AIM :: Gather all lines from the material that contain the word "épidémie".

Data excerpts:

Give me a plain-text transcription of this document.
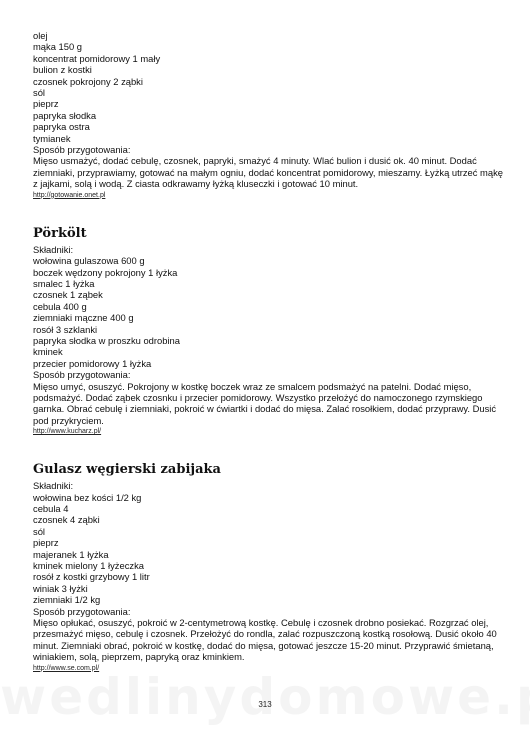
olej
mąka 150 g
koncentrat pomidorowy 1 mały
bulion z kostki
czosnek pokrojony 2 ząbki
sól
pieprz
papryka słodka
papryka ostra
tymianek
Sposób przygotowania:
Mięso usmażyć, dodać cebulę, czosnek, papryki, smażyć 4 minuty. Wlać bulion i dusić ok. 40 minut. Dodać ziemniaki, przyprawiamy, gotować na małym ogniu, dodać koncentrat pomidorowy, mieszamy. Łyżką utrzeć mąkę z jajkami, solą i wodą. Z ciasta odkrawamy łyżką kluseczki i gotować 10 minut.
http://gotowanie.onet.pl
Pörkölt
Składniki:
wołowina gulaszowa 600 g
boczek wędzony pokrojony 1 łyżka
smalec 1 łyżka
czosnek 1 ząbek
cebula 400 g
ziemniaki mączne 400 g
rosół 3 szklanki
papryka słodka w proszku odrobina
kminek
przecier pomidorowy 1 łyżka
Sposób przygotowania:
Mięso umyć, osuszyć. Pokrojony w kostkę boczek wraz ze smalcem podsmażyć na patelni. Dodać mięso, podsmażyć. Dodać ząbek czosnku i przecier pomidorowy. Wszystko przełożyć do namoczonego rzymskiego garnka. Obrać cebulę i ziemniaki, pokroić w ćwiartki i dodać do mięsa. Zalać rosołkiem, dodać przyprawy. Dusić pod przykryciem.
http://www.kucharz.pl/
Gulasz węgierski zabijaka
Składniki:
wołowina bez kości 1/2 kg
cebula 4
czosnek 4 ząbki
sól
pieprz
majeranek 1 łyżka
kminek mielony 1 łyżeczka
rosół z kostki grzybowy 1 litr
winiak 3 łyżki
ziemniaki 1/2 kg
Sposób przygotowania:
Mięso opłukać, osuszyć, pokroić w 2-centymetrową kostkę. Cebulę i czosnek drobno posiekać. Rozgrzać olej, przesmażyć mięso, cebulę i czosnek. Przełożyć do rondla, zalać rozpuszczoną kostką rosołową. Dusić około 40 minut. Ziemniaki obrać, pokroić w kostkę, dodać do mięsa, gotować jeszcze 15-20 minut. Przyprawić śmietaną, winiakiem, solą, pieprzem, papryką oraz kminkiem.
http://www.se.com.pl/
313
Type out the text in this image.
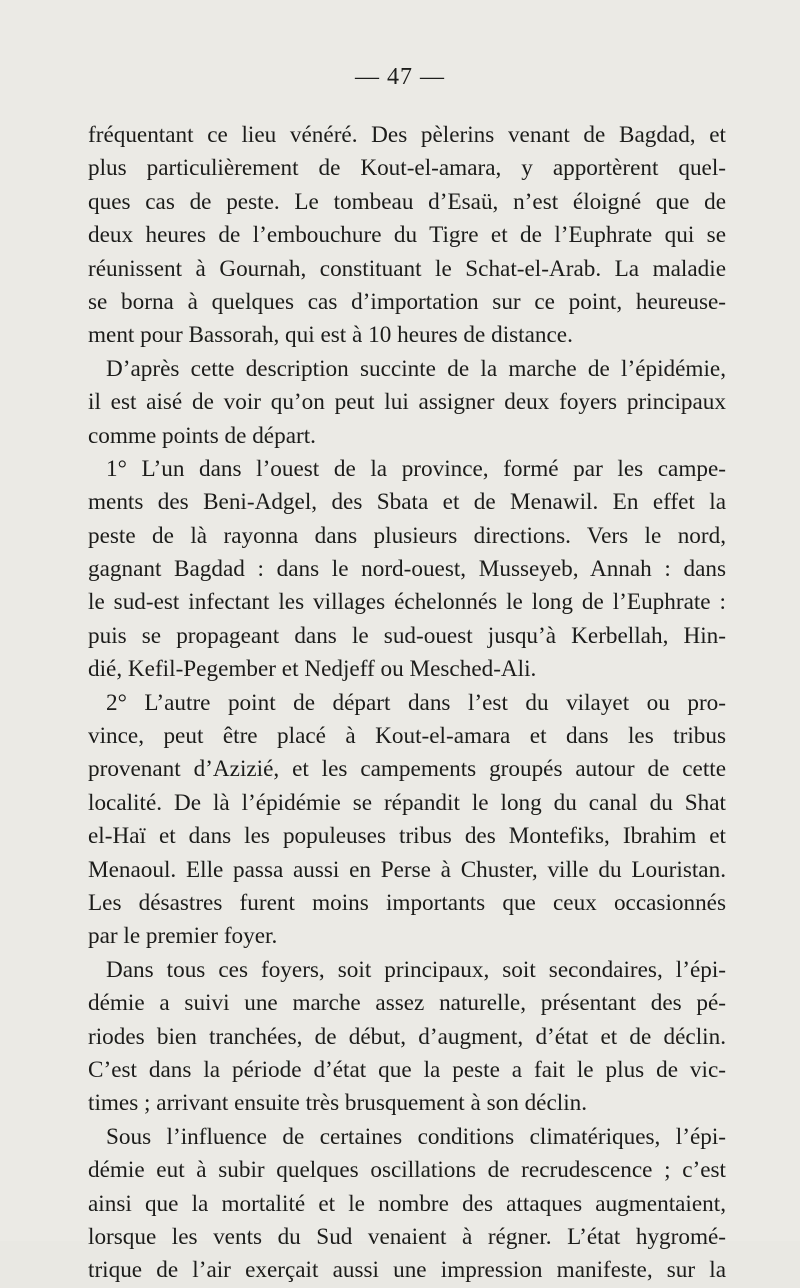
— 47 —
fréquentant ce lieu vénéré. Des pèlerins venant de Bagdad, et
plus particulièrement de Kout-el-amara, y apportèrent quel-
ques cas de peste. Le tombeau d’Esaü, n’est éloigné que de
deux heures de l’embouchure du Tigre et de l’Euphrate qui se
réunissent à Gournah, constituant le Schat-el-Arab. La maladie
se borna à quelques cas d’importation sur ce point, heureuse-
ment pour Bassorah, qui est à 10 heures de distance.
D’après cette description succinte de la marche de l’épidémie,
il est aisé de voir qu’on peut lui assigner deux foyers principaux
comme points de départ.
1° L’un dans l’ouest de la province, formé par les campe-
ments des Beni-Adgel, des Sbata et de Menawil. En effet la
peste de là rayonna dans plusieurs directions. Vers le nord,
gagnant Bagdad : dans le nord-ouest, Musseyeb, Annah : dans
le sud-est infectant les villages échelonnés le long de l’Euphrate :
puis se propageant dans le sud-ouest jusqu’à Kerbellah, Hin-
dié, Kefil-Pegember et Nedjeff ou Mesched-Ali.
2° L’autre point de départ dans l’est du vilayet ou pro-
vince, peut être placé à Kout-el-amara et dans les tribus
provenant d’Azizié, et les campements groupés autour de cette
localité. De là l’épidémie se répandit le long du canal du Shat
el-Haï et dans les populeuses tribus des Montefiks, Ibrahim et
Menaoul. Elle passa aussi en Perse à Chuster, ville du Louristan.
Les désastres furent moins importants que ceux occasionnés
par le premier foyer.
Dans tous ces foyers, soit principaux, soit secondaires, l’épi-
démie a suivi une marche assez naturelle, présentant des pé-
riodes bien tranchées, de début, d’augment, d’état et de déclin.
C’est dans la période d’état que la peste a fait le plus de vic-
times ; arrivant ensuite très brusquement à son déclin.
Sous l’influence de certaines conditions climatériques, l’épi-
démie eut à subir quelques oscillations de recrudescence ; c’est
ainsi que la mortalité et le nombre des attaques augmentaient,
lorsque les vents du Sud venaient à régner. L’état hygromé-
trique de l’air exerçait aussi une impression manifeste, sur la
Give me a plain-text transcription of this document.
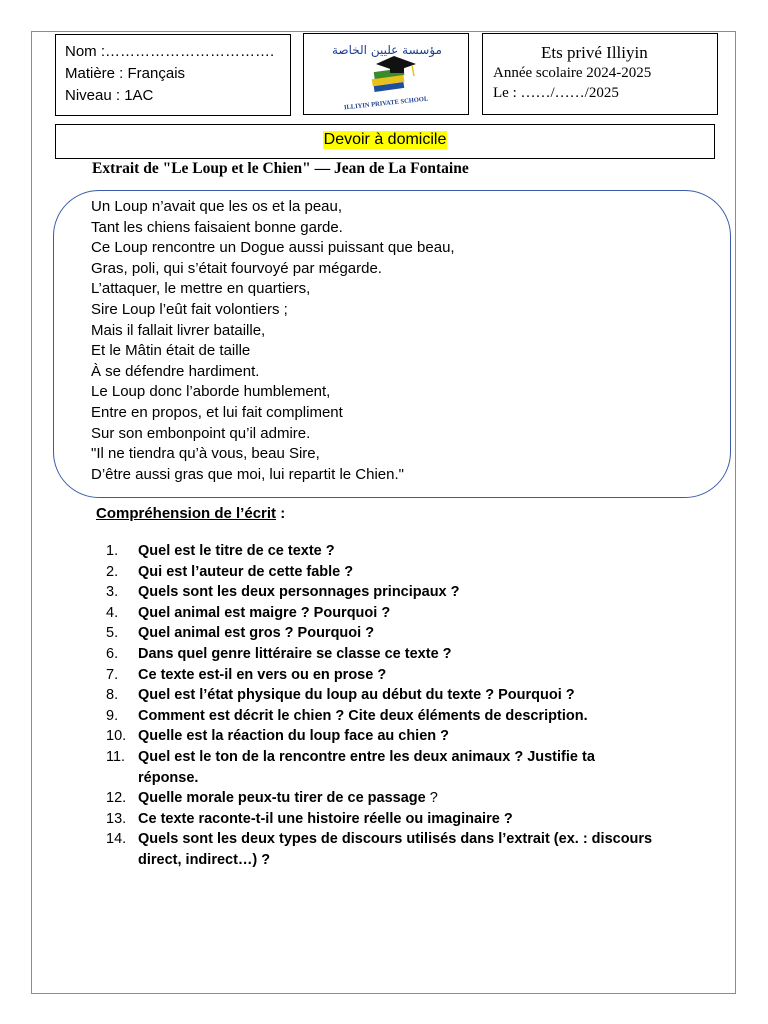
Nom :…………………………….
Matière : Français
Niveau : 1AC
مؤسسة عليين الخاصة
ILLIYIN PRIVATE SCHOOL
Ets privé Illiyin
Année scolaire 2024-2025
Le : ……/……/2025
Devoir à domicile
Extrait de "Le Loup et le Chien" — Jean de La Fontaine
Un Loup n’avait que les os et la peau,
Tant les chiens faisaient bonne garde.
Ce Loup rencontre un Dogue aussi puissant que beau,
Gras, poli, qui s’était fourvoyé par mégarde.
L’attaquer, le mettre en quartiers,
Sire Loup l’eût fait volontiers ;
Mais il fallait livrer bataille,
Et le Mâtin était de taille
À se défendre hardiment.
Le Loup donc l’aborde humblement,
Entre en propos, et lui fait compliment
Sur son embonpoint qu’il admire.
"Il ne tiendra qu’à vous, beau Sire,
D’être aussi gras que moi, lui repartit le Chien."
Compréhension de l’écrit :
1.	Quel est le titre de ce texte ?
2.	Qui est l’auteur de cette fable ?
3.	Quels sont les deux personnages principaux ?
4.	Quel animal est maigre ? Pourquoi ?
5.	Quel animal est gros ? Pourquoi ?
6.	Dans quel genre littéraire se classe ce texte ?
7.	Ce texte est-il en vers ou en prose ?
8.	Quel est l’état physique du loup au début du texte ? Pourquoi ?
9.	Comment est décrit le chien ? Cite deux éléments de description.
10. Quelle est la réaction du loup face au chien ?
11. Quel est le ton de la rencontre entre les deux animaux ? Justifie ta réponse.
12. Quelle morale peux-tu tirer de ce passage ?
13. Ce texte raconte-t-il une histoire réelle ou imaginaire ?
14. Quels sont les deux types de discours utilisés dans l’extrait (ex. : discours direct, indirect…) ?
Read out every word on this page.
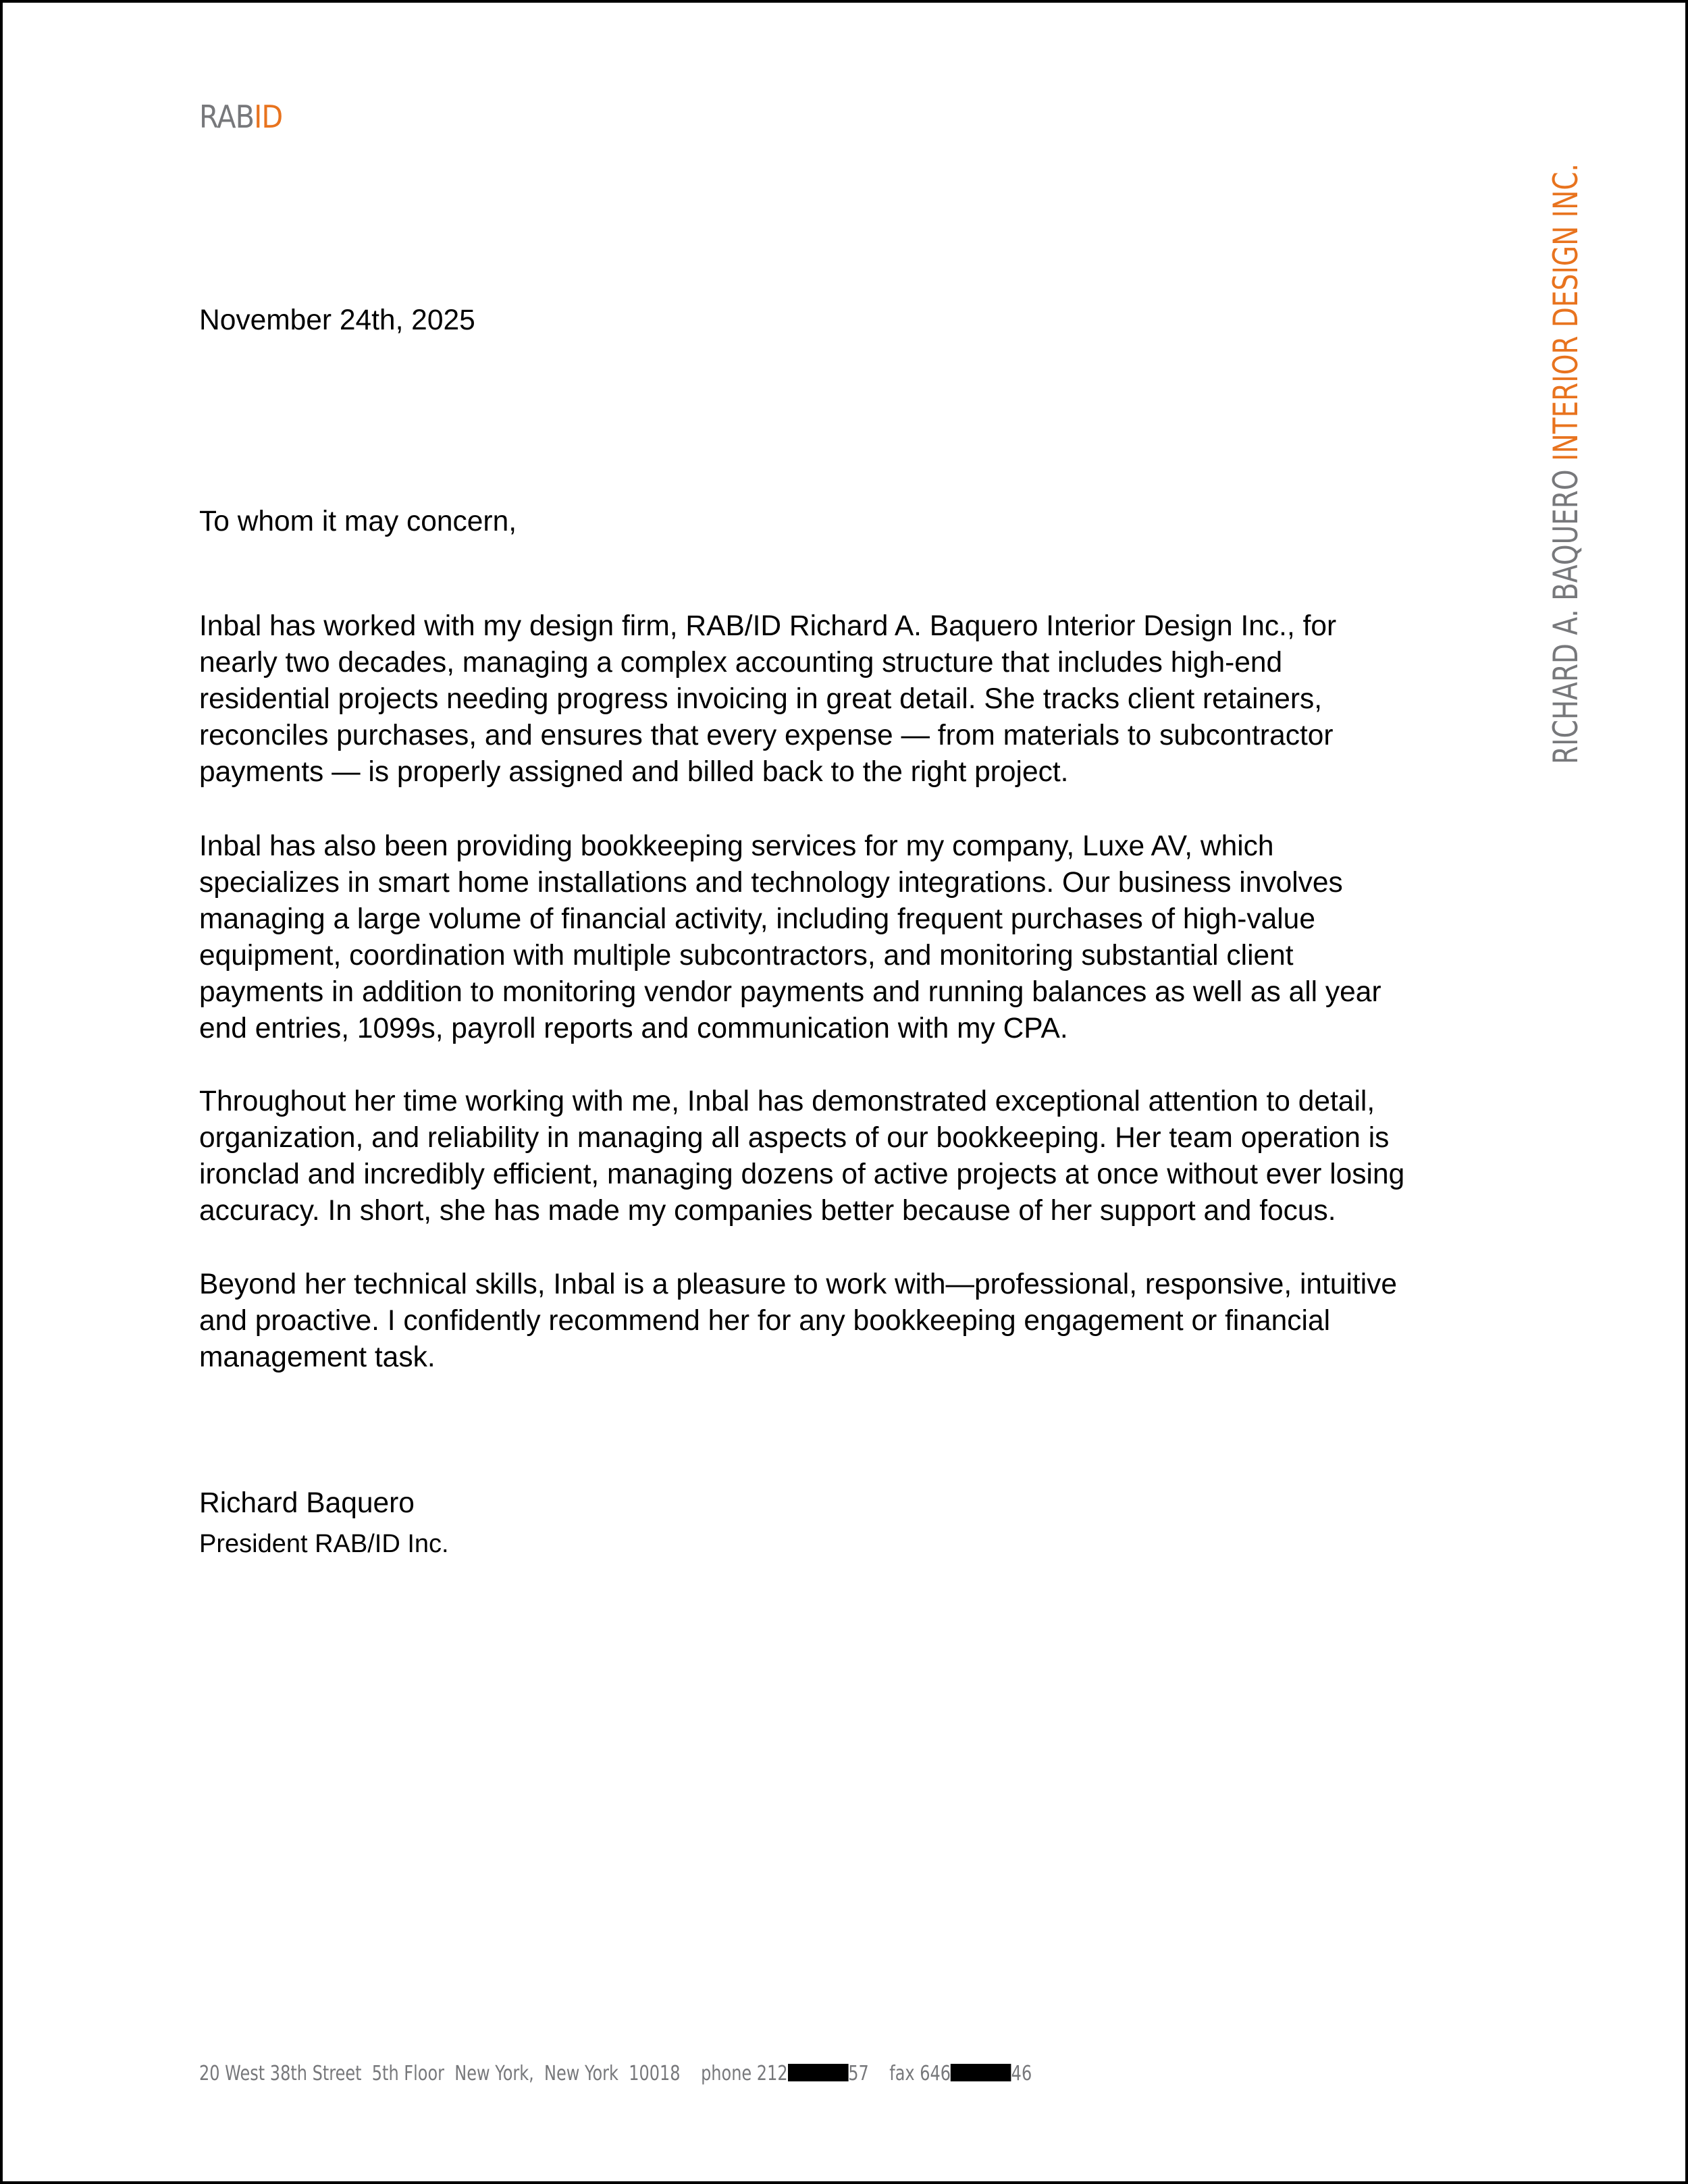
RABID
RICHARD A. BAQUERO INTERIOR DESIGN INC.
November 24th, 2025
To whom it may concern,
Inbal has worked with my design firm, RAB/ID Richard A. Baquero Interior Design Inc., for
nearly two decades, managing a complex accounting structure that includes high-end
residential projects needing progress invoicing in great detail. She tracks client retainers,
reconciles purchases, and ensures that every expense — from materials to subcontractor
payments — is properly assigned and billed back to the right project.
Inbal has also been providing bookkeeping services for my company, Luxe AV, which
specializes in smart home installations and technology integrations. Our business involves
managing a large volume of financial activity, including frequent purchases of high-value
equipment, coordination with multiple subcontractors, and monitoring substantial client
payments in addition to monitoring vendor payments and running balances as well as all year
end entries, 1099s, payroll reports and communication with my CPA.
Throughout her time working with me, Inbal has demonstrated exceptional attention to detail,
organization, and reliability in managing all aspects of our bookkeeping. Her team operation is
ironclad and incredibly efficient, managing dozens of active projects at once without ever losing
accuracy. In short, she has made my companies better because of her support and focus.
Beyond her technical skills, Inbal is a pleasure to work with—professional, responsive, intuitive
and proactive. I confidently recommend her for any bookkeeping engagement or financial
management task.
Richard Baquero
President RAB/ID Inc.
20 West 38th Street  5th Floor  New York,  New York  10018    phone 212	57    fax 646	46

CORRECT OUTPUT ::
D’après cette description succinte de la marche de l’épidémie,
localité. De là l’épidémie se répandit le long du canal du Shat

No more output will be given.